## STATED TASK
Write out these rows again, swapping each "pack-size-item" for "package-size-item" and leaving everything else as it stands.

Dataset items
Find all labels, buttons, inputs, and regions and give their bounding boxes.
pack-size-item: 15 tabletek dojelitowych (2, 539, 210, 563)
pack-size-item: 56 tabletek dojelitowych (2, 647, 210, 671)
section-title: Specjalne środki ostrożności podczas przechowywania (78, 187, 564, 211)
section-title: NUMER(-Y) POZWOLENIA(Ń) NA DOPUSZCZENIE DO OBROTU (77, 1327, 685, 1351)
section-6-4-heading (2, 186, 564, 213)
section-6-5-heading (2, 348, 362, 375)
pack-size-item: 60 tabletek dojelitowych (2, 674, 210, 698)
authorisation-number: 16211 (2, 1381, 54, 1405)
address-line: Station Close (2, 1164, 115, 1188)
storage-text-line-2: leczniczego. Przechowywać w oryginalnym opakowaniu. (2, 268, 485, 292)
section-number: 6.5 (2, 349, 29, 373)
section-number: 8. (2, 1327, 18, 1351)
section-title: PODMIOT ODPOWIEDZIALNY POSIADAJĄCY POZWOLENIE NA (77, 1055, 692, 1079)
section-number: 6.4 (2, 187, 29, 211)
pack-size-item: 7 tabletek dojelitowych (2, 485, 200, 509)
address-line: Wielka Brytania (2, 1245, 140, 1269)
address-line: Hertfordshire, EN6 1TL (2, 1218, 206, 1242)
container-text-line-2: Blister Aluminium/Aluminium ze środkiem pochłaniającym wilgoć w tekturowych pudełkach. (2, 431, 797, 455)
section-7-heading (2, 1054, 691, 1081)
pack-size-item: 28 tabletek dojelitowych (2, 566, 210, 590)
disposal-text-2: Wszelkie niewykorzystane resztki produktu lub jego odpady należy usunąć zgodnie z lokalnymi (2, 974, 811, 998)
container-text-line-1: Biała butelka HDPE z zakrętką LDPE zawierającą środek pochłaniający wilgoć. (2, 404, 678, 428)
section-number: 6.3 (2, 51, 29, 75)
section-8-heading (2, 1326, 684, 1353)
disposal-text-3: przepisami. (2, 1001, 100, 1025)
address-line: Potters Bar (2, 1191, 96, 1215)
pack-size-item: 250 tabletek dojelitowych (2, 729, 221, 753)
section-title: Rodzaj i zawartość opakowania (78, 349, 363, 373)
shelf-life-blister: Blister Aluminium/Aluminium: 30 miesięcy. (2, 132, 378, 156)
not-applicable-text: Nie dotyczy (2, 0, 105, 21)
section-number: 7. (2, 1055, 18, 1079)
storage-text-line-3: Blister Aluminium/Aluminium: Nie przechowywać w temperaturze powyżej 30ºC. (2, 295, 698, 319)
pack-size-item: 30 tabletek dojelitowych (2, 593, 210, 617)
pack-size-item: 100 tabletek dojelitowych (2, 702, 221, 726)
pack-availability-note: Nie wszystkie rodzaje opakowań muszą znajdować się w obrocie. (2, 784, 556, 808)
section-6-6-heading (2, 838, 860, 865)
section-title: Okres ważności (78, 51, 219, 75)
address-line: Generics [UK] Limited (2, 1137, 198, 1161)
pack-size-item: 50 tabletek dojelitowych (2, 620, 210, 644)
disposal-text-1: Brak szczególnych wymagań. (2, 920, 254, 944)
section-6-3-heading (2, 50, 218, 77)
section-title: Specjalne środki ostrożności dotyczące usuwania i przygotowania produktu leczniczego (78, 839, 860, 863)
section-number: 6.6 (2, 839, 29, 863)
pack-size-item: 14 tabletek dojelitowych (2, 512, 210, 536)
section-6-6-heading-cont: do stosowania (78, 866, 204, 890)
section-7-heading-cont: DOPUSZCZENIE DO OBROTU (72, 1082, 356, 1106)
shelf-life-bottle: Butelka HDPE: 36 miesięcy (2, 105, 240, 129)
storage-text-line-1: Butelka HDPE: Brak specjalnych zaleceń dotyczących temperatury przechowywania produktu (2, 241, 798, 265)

## RESULT BELOW
Find all labels, buttons, inputs, and regions and give their bounding boxes.
package-size-item: 15 tabletek dojelitowych (2, 539, 210, 563)
package-size-item: 56 tabletek dojelitowych (2, 647, 210, 671)
section-title: Specjalne środki ostrożności podczas przechowywania (78, 187, 564, 211)
section-title: NUMER(-Y) POZWOLENIA(Ń) NA DOPUSZCZENIE DO OBROTU (77, 1327, 685, 1351)
section-6-4-heading (2, 186, 564, 213)
section-6-5-heading (2, 348, 362, 375)
package-size-item: 60 tabletek dojelitowych (2, 674, 210, 698)
authorisation-number: 16211 (2, 1381, 54, 1405)
address-line: Station Close (2, 1164, 115, 1188)
storage-text-line-2: leczniczego. Przechowywać w oryginalnym opakowaniu. (2, 268, 485, 292)
section-number: 6.5 (2, 349, 29, 373)
section-number: 8. (2, 1327, 18, 1351)
section-title: PODMIOT ODPOWIEDZIALNY POSIADAJĄCY POZWOLENIE NA (77, 1055, 692, 1079)
section-number: 6.4 (2, 187, 29, 211)
package-size-item: 7 tabletek dojelitowych (2, 485, 200, 509)
address-line: Wielka Brytania (2, 1245, 140, 1269)
address-line: Hertfordshire, EN6 1TL (2, 1218, 206, 1242)
container-text-line-2: Blister Aluminium/Aluminium ze środkiem pochłaniającym wilgoć w tekturowych pudełkach. (2, 431, 797, 455)
section-7-heading (2, 1054, 691, 1081)
package-size-item: 28 tabletek dojelitowych (2, 566, 210, 590)
disposal-text-2: Wszelkie niewykorzystane resztki produktu lub jego odpady należy usunąć zgodnie z lokalnymi (2, 974, 811, 998)
container-text-line-1: Biała butelka HDPE z zakrętką LDPE zawierającą środek pochłaniający wilgoć. (2, 404, 678, 428)
section-number: 6.3 (2, 51, 29, 75)
section-8-heading (2, 1326, 684, 1353)
disposal-text-3: przepisami. (2, 1001, 100, 1025)
address-line: Potters Bar (2, 1191, 96, 1215)
package-size-item: 250 tabletek dojelitowych (2, 729, 221, 753)
section-title: Rodzaj i zawartość opakowania (78, 349, 363, 373)
shelf-life-blister: Blister Aluminium/Aluminium: 30 miesięcy. (2, 132, 378, 156)
not-applicable-text: Nie dotyczy (2, 0, 105, 21)
section-number: 7. (2, 1055, 18, 1079)
storage-text-line-3: Blister Aluminium/Aluminium: Nie przechowywać w temperaturze powyżej 30ºC. (2, 295, 698, 319)
package-size-item: 30 tabletek dojelitowych (2, 593, 210, 617)
package-size-item: 100 tabletek dojelitowych (2, 702, 221, 726)
pack-availability-note: Nie wszystkie rodzaje opakowań muszą znajdować się w obrocie. (2, 784, 556, 808)
section-6-6-heading (2, 838, 860, 865)
section-title: Okres ważności (78, 51, 219, 75)
address-line: Generics [UK] Limited (2, 1137, 198, 1161)
package-size-item: 50 tabletek dojelitowych (2, 620, 210, 644)
disposal-text-1: Brak szczególnych wymagań. (2, 920, 254, 944)
section-6-3-heading (2, 50, 218, 77)
section-title: Specjalne środki ostrożności dotyczące usuwania i przygotowania produktu leczniczego (78, 839, 860, 863)
section-number: 6.6 (2, 839, 29, 863)
package-size-item: 14 tabletek dojelitowych (2, 512, 210, 536)
section-6-6-heading-cont: do stosowania (78, 866, 204, 890)
section-7-heading-cont: DOPUSZCZENIE DO OBROTU (72, 1082, 356, 1106)
shelf-life-bottle: Butelka HDPE: 36 miesięcy (2, 105, 240, 129)
storage-text-line-1: Butelka HDPE: Brak specjalnych zaleceń dotyczących temperatury przechowywania produktu (2, 241, 798, 265)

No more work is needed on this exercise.